[Page text]
The company did not engage at the time. And this is the part that matters to me: I treated that rejection as an investment horizon, not a dead end. I continued to develop the concept into a complete, executable scope of work, and I built a team ready to deliver a project of this class, because in dairy, there are ideas you pitch and capabilities you compound until market conditions force adoption.

My writing today extends that original framework to cheese and dairy ingredients, where the economics are even more structural, more interdependent, and far more sensitive to planning quality than most organisations admit.

The central misdiagnosis in cheese & dairy: treating milk as “litres” instead of a constrained resource system

A cheese & dairy plant is not merely a set of process steps. It is a resource allocation system operating under interrelated constraints: milk composition variability, standardisation requirements, co-products and byproducts, capacity bottlenecks, storage/ageing space, inventory policies, and contractual demand.

In the academic and applied operations research tradition, this is described as milk valorisation: the optimal allocation of raw milk to the most profitable product portfolio while respecting all constraints that define feasibility in real-world settings.

The key point is that, structurally, dairy production is interrelated: byproducts from one process are inputs to another, and a change in one product plan creates second- and third-order effects elsewhere in the network. A comprehensive mid-term model is needed precisely because these interrelations make “local optimisation” (plant by plant, product by product, department by department) systematically unreliable.

Cheese is a two-product business, whether you admit it or not: the cheese whey coupling

The moment you talk about cheese, you are implicitly talking about whey.

[Exercise directions]
Answer these questions from the text on cheese and dairy planning:
(a) What two things did the writer do after the company did not engage?
(b) What name does the operations research tradition give to the optimal allocation of raw milk to the most profitable product portfolio?
(c) When you talk about cheese, what are you implicitly also talking about?
The listing after this text comes from a different source.

[Data shown]
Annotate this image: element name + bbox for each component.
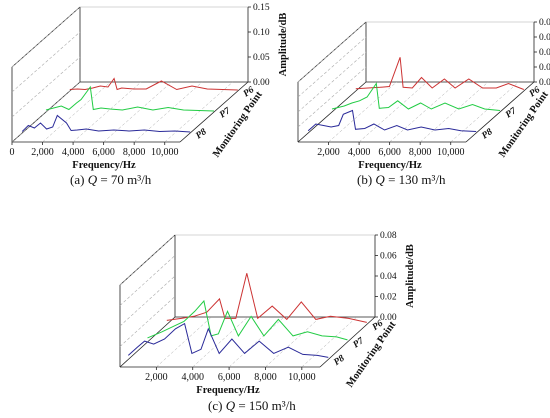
panel-b-floor-gridline bbox=[389, 81, 458, 143]
panel-a-y-tick-label: 0.05 bbox=[253, 53, 270, 63]
panel-c-floor-gridline bbox=[301, 316, 357, 368]
panel-a-floor-gridline bbox=[11, 81, 81, 143]
panel-b-x-tick-label: 4,000 bbox=[348, 147, 371, 158]
panel-a-wall-gridline bbox=[11, 31, 81, 93]
panel-b-floor-left-edge bbox=[297, 81, 367, 143]
panel-c-x-tick-label: 6,000 bbox=[218, 372, 241, 383]
panel-c-monitoring-axis bbox=[319, 316, 376, 368]
panel-a-y-tick-label: 0.10 bbox=[253, 28, 270, 38]
panel-b-wall-gridline bbox=[297, 51, 367, 113]
caption-b-text: = 130 m³/h bbox=[388, 172, 446, 187]
caption-b-label: (b) bbox=[357, 172, 373, 187]
panel-b-y-tick-label: 0.06 bbox=[539, 33, 550, 43]
panel-b-x-axis-title: Frequency/Hz bbox=[358, 160, 422, 171]
caption-c-var: Q bbox=[225, 398, 236, 413]
panel-c-series-p7 bbox=[147, 299, 348, 341]
panel-b-series-label-p8: P8 bbox=[480, 127, 495, 141]
panel-b-series-p7 bbox=[331, 82, 501, 111]
panel-c-y-tick-label: 0.02 bbox=[380, 293, 397, 303]
panel-a-y-tick-label: 0.15 bbox=[253, 3, 270, 13]
caption-c-text: = 150 m³/h bbox=[238, 398, 296, 413]
panel-c-x-tick-label: 8,000 bbox=[254, 372, 277, 383]
panel-b-y-tick-label: 0.02 bbox=[539, 63, 550, 73]
panel-a-series-p7 bbox=[45, 85, 215, 112]
panel-c-floor-gridline bbox=[228, 316, 285, 368]
caption-c: (c) Q = 150 m³/h bbox=[208, 398, 296, 414]
panel-b-x-tick-label: 10,000 bbox=[437, 147, 465, 158]
panel-a-floor-gridline bbox=[164, 81, 233, 143]
panel-c-y-tick-label: 0.06 bbox=[380, 252, 397, 262]
caption-c-label: (c) bbox=[208, 398, 223, 413]
caption-a-text: = 70 m³/h bbox=[100, 172, 152, 187]
panel-a-series-p8 bbox=[21, 114, 191, 133]
panel-a-x-tick-label: 2,000 bbox=[31, 147, 54, 158]
caption-a-label: (a) bbox=[70, 172, 85, 187]
panel-a-floor-gridline bbox=[42, 81, 111, 143]
panel-c-floor-gridline bbox=[156, 316, 212, 368]
panel-b-wall-gridline bbox=[297, 66, 367, 128]
panel-c-y-tick-label: 0.08 bbox=[380, 231, 397, 241]
panel-c-series-label-p8: P8 bbox=[332, 354, 347, 368]
panel-a-x-tick-label: 6,000 bbox=[92, 147, 115, 158]
panel-b-y-tick-label: 0.00 bbox=[539, 78, 550, 88]
panel-b-y-tick-label: 0.08 bbox=[539, 18, 550, 28]
caption-b: (b) Q = 130 m³/h bbox=[357, 172, 446, 188]
panel-a-z-axis-title: Monitoring Point bbox=[211, 89, 265, 160]
panel-b-x-tick-label: 8,000 bbox=[409, 147, 432, 158]
caption-a-var: Q bbox=[87, 172, 98, 187]
panel-b-floor-gridline bbox=[358, 81, 428, 143]
panel-a-y-axis-title: Amplitude/dB bbox=[278, 13, 289, 77]
panel-a-series-p6 bbox=[69, 77, 238, 91]
panel-a-y-tick-label: 0.00 bbox=[253, 78, 270, 88]
panel-b-x-tick-label: 2,000 bbox=[317, 147, 340, 158]
panel-b-y-tick-label: 0.04 bbox=[539, 48, 550, 58]
panel-c-z-axis-title: Monitoring Point bbox=[345, 319, 399, 390]
panel-a-wall-gridline bbox=[11, 56, 81, 118]
panel-b-wall-gridline bbox=[297, 21, 367, 83]
panel-c-wall-gridline bbox=[119, 234, 176, 286]
panel-b-z-axis-title: Monitoring Point bbox=[497, 89, 550, 160]
panel-b-wall-gridline bbox=[297, 36, 367, 98]
panel-a-floor-gridline bbox=[103, 81, 172, 143]
panel-a-x-axis-title: Frequency/Hz bbox=[72, 160, 136, 171]
panel-b-floor-gridline bbox=[450, 81, 519, 143]
panel-b-floor-gridline bbox=[328, 81, 397, 143]
panel-c-wall-gridline bbox=[119, 296, 176, 347]
panel-c-wall-gridline bbox=[119, 275, 176, 327]
panel-a-wall-gridline bbox=[11, 6, 81, 68]
panel-a-floor-gridline bbox=[72, 81, 142, 143]
panel-a-x-tick-label: 8,000 bbox=[123, 147, 146, 158]
panel-c-y-axis-title: Amplitude/dB bbox=[405, 244, 416, 308]
panel-c-x-tick-label: 4,000 bbox=[181, 372, 204, 383]
panel-c-y-tick-label: 0.00 bbox=[380, 313, 397, 323]
panel-b-series-p8 bbox=[307, 109, 477, 132]
panel-a-x-tick-label: 0 bbox=[10, 147, 15, 158]
caption-a: (a) Q = 70 m³/h bbox=[70, 172, 151, 188]
panel-a-series-label-p7: P7 bbox=[218, 105, 233, 120]
panel-c-y-tick-label: 0.04 bbox=[380, 272, 397, 282]
panel-b-series-label-p7: P7 bbox=[504, 105, 519, 120]
panel-c-floor-gridline bbox=[192, 316, 248, 368]
panel-c-x-tick-label: 2,000 bbox=[145, 372, 168, 383]
panel-c-series-label-p7: P7 bbox=[351, 335, 366, 350]
caption-b-var: Q bbox=[375, 172, 385, 187]
panel-c-series-p8 bbox=[127, 322, 329, 358]
panel-c-series-p6 bbox=[166, 273, 367, 323]
panel-c-floor-gridline bbox=[265, 316, 321, 368]
panel-c-x-tick-label: 10,000 bbox=[288, 372, 316, 383]
panel-b-monitoring-axis bbox=[465, 81, 535, 143]
panel-b-series-p6 bbox=[355, 57, 524, 90]
panel-a-x-tick-label: 10,000 bbox=[151, 147, 179, 158]
panel-c-x-axis-title: Frequency/Hz bbox=[196, 385, 260, 396]
panel-a-monitoring-axis bbox=[179, 81, 249, 143]
panel-c-wall-gridline bbox=[119, 255, 176, 306]
panel-a-x-tick-label: 4,000 bbox=[62, 147, 85, 158]
panel-a-floor-gridline bbox=[134, 81, 203, 143]
panel-b-x-tick-label: 6,000 bbox=[378, 147, 401, 158]
panel-b-floor-gridline bbox=[420, 81, 489, 143]
panel-a-series-label-p8: P8 bbox=[194, 127, 209, 141]
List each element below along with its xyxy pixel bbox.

[Result]
(a) The writer developed the concept into a complete, executable scope of work and built a team ready to deliver a project of this class.
(b) Milk valorisation.
(c) Whey.